Given problem: Go through the entries below and collect each line with the string "caption" in it.

Records:
— Begin —
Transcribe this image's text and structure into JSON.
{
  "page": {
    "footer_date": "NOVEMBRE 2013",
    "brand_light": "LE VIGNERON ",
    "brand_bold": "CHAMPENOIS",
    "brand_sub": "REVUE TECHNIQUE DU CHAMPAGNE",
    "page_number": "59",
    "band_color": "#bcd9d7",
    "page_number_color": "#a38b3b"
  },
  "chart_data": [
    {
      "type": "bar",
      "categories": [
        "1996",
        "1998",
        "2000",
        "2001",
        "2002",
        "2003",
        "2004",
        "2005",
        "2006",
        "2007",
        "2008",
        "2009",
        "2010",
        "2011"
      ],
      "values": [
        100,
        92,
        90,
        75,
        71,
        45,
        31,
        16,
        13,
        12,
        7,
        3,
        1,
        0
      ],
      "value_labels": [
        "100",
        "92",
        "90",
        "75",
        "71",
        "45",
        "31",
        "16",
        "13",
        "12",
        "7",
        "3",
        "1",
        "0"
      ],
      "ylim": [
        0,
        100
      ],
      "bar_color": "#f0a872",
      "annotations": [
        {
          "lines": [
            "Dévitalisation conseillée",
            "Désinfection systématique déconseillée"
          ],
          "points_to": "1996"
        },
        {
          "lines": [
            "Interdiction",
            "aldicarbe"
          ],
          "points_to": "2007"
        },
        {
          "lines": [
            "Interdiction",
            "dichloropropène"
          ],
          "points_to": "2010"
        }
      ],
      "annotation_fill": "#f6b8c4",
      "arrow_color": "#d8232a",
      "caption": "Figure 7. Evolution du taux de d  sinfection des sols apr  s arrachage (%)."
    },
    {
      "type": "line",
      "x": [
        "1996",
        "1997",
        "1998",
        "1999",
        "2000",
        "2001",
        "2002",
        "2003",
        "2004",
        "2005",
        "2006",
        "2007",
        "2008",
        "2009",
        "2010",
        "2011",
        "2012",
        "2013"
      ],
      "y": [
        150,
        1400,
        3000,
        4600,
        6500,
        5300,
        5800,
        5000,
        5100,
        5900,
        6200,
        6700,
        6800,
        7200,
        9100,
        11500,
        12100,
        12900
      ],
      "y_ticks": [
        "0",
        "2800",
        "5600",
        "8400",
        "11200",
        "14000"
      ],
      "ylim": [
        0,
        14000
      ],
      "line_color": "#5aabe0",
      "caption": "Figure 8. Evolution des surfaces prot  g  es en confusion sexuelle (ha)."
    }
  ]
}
— End —
Final result:
      "caption": "Figure 7. Evolution du taux de d  sinfection des sols apr  s arrachage (%)."
      "caption": "Figure 8. Evolution des surfaces prot  g  es en confusion sexuelle (ha)."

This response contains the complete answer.